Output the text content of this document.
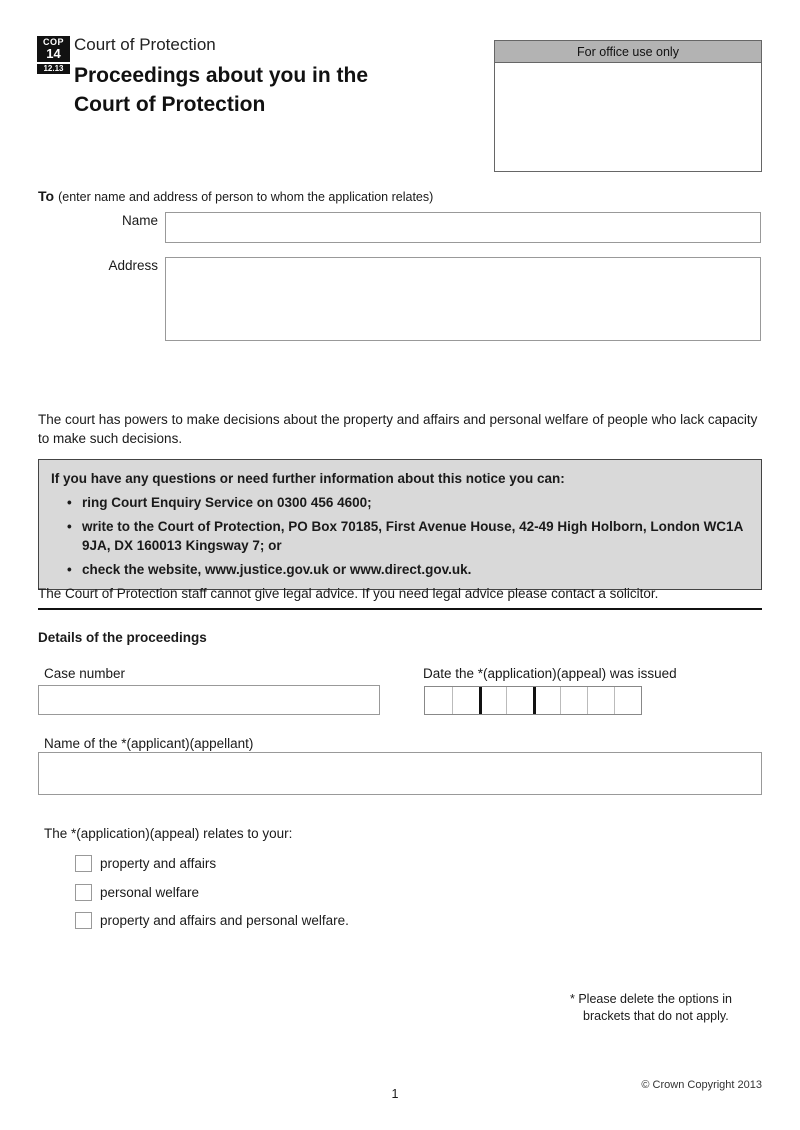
COP
14
12.13
Court of Protection
Proceedings about you in the
Court of Protection
For office use only
To (enter name and address of person to whom the application relates)
Name
Address
The court has powers to make decisions about the property and affairs and personal welfare of people who lack capacity to make such decisions.
If you have any questions or need further information about this notice you can:
• ring Court Enquiry Service on 0300 456 4600;
• write to the Court of Protection, PO Box 70185, First Avenue House, 42-49 High Holborn, London WC1A 9JA, DX 160013 Kingsway 7; or
• check the website, www.justice.gov.uk or www.direct.gov.uk.
The Court of Protection staff cannot give legal advice. If you need legal advice please contact a solicitor.
Details of the proceedings
Case number	Date the *(application)(appeal) was issued
Name of the *(applicant)(appellant)
The *(application)(appeal) relates to your:
property and affairs
personal welfare
property and affairs and personal welfare.
* Please delete the options in
brackets that do not apply.
1
© Crown Copyright 2013
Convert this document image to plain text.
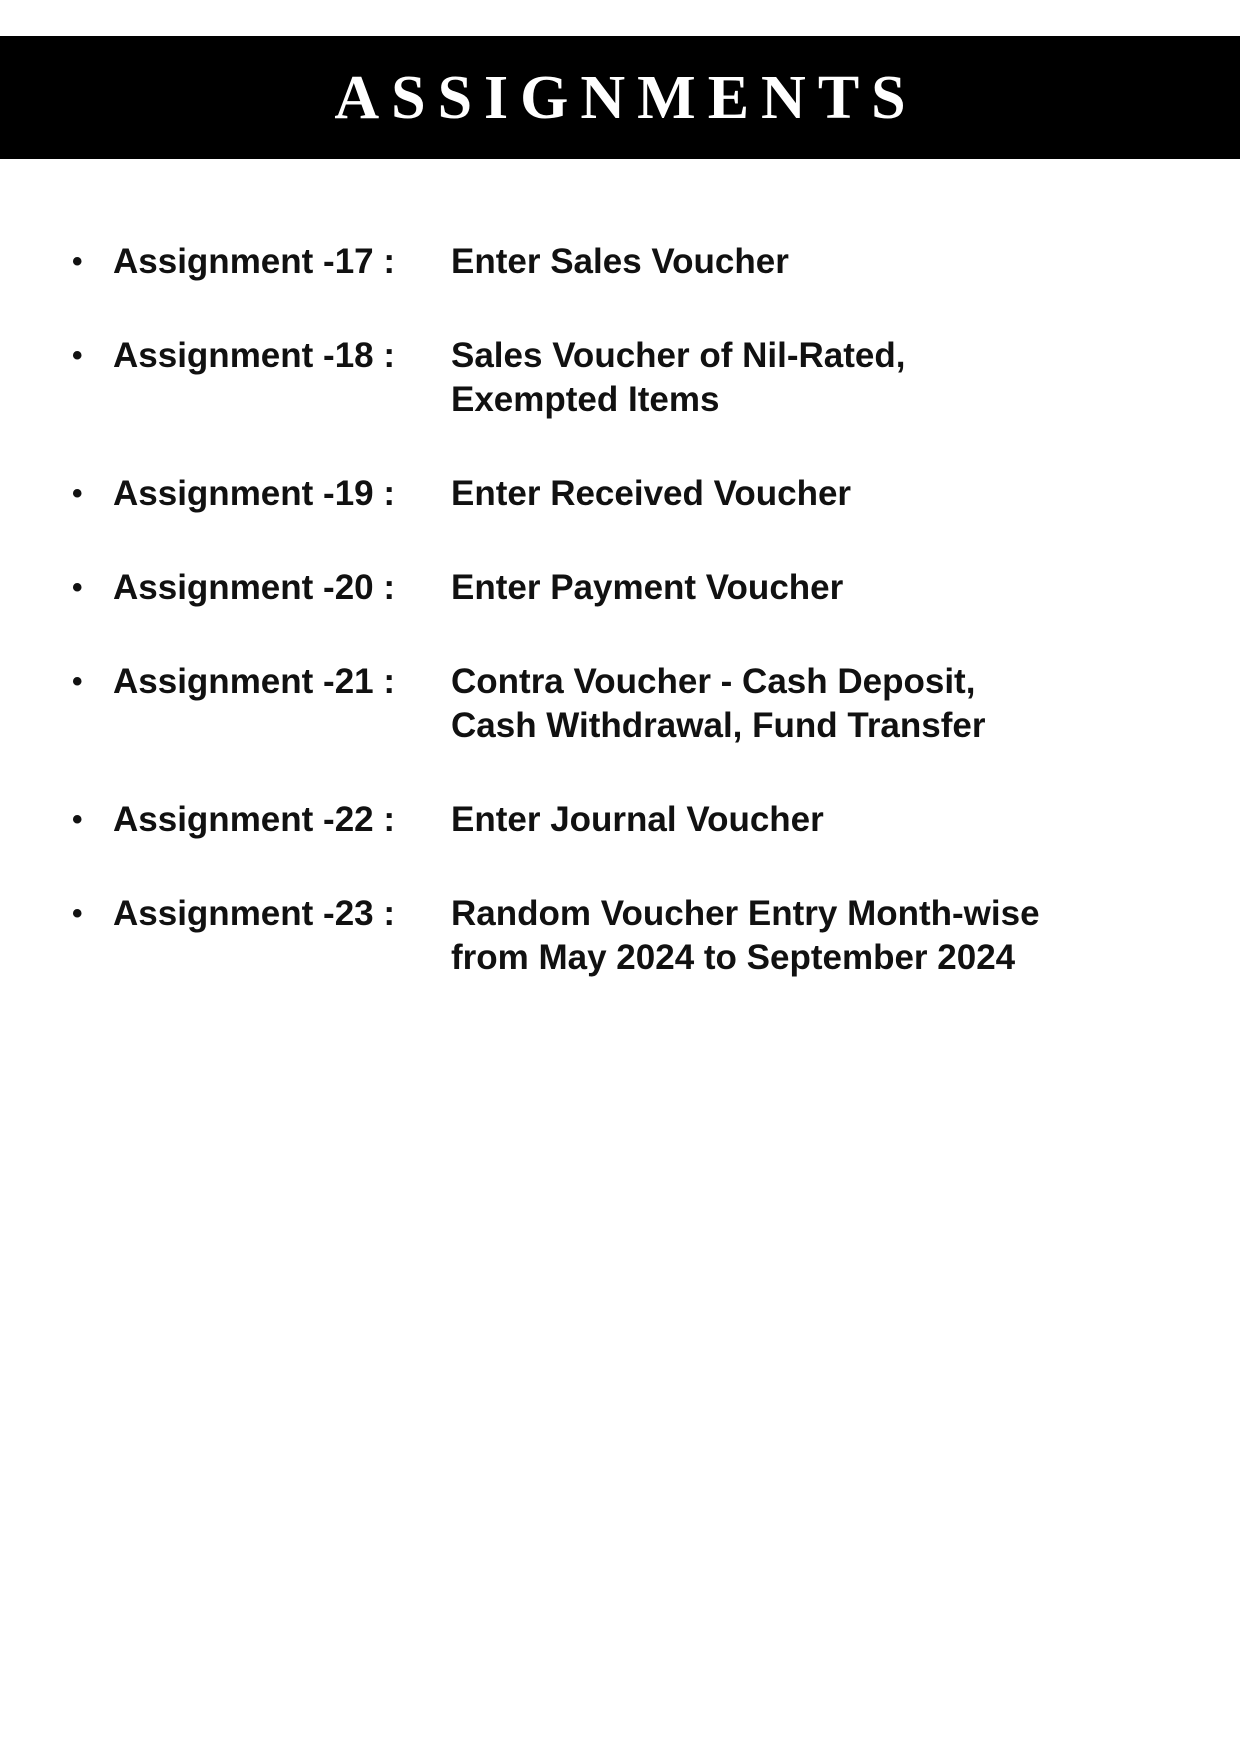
ASSIGNMENTS
• Assignment -17 : Enter Sales Voucher
• Assignment -18 : Sales Voucher of Nil-Rated,
Exempted Items
• Assignment -19 : Enter Received Voucher
• Assignment -20 : Enter Payment Voucher
• Assignment -21 : Contra Voucher - Cash Deposit,
Cash Withdrawal, Fund Transfer
• Assignment -22 : Enter Journal Voucher
• Assignment -23 : Random Voucher Entry Month-wise
from May 2024 to September 2024
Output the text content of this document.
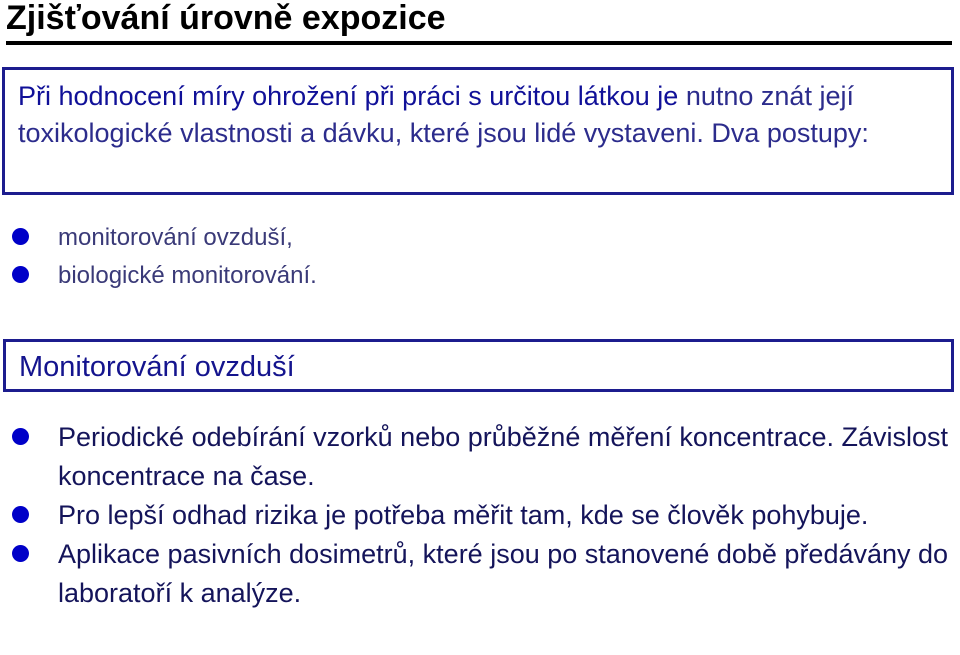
Zjišťování úrovně expozice

Při hodnocení míry ohrožení při práci s určitou látkou je nutno znát její toxikologické vlastnosti a dávku, které jsou lidé vystaveni. Dva postupy:

monitorování ovzduší,
biologické monitorování.
Monitorování ovzduší
Periodické odebírání vzorků nebo průběžné měření koncentrace. Závislost koncentrace na čase.
Pro lepší odhad rizika je potřeba měřit tam, kde se člověk pohybuje.
Aplikace pasivních dosimetrů, které jsou po stanovené době předávány do laboratoří k analýze.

•••

Return all lines containing the word "které".

■ The solution
Při hodnocení míry ohrožení při práci s určitou látkou je nutno znát její toxikologické vlastnosti a dávku, které jsou lidé vystaveni. Dva postupy:
Aplikace pasivních dosimetrů, které jsou po stanovené době předávány do laboratoří k analýze.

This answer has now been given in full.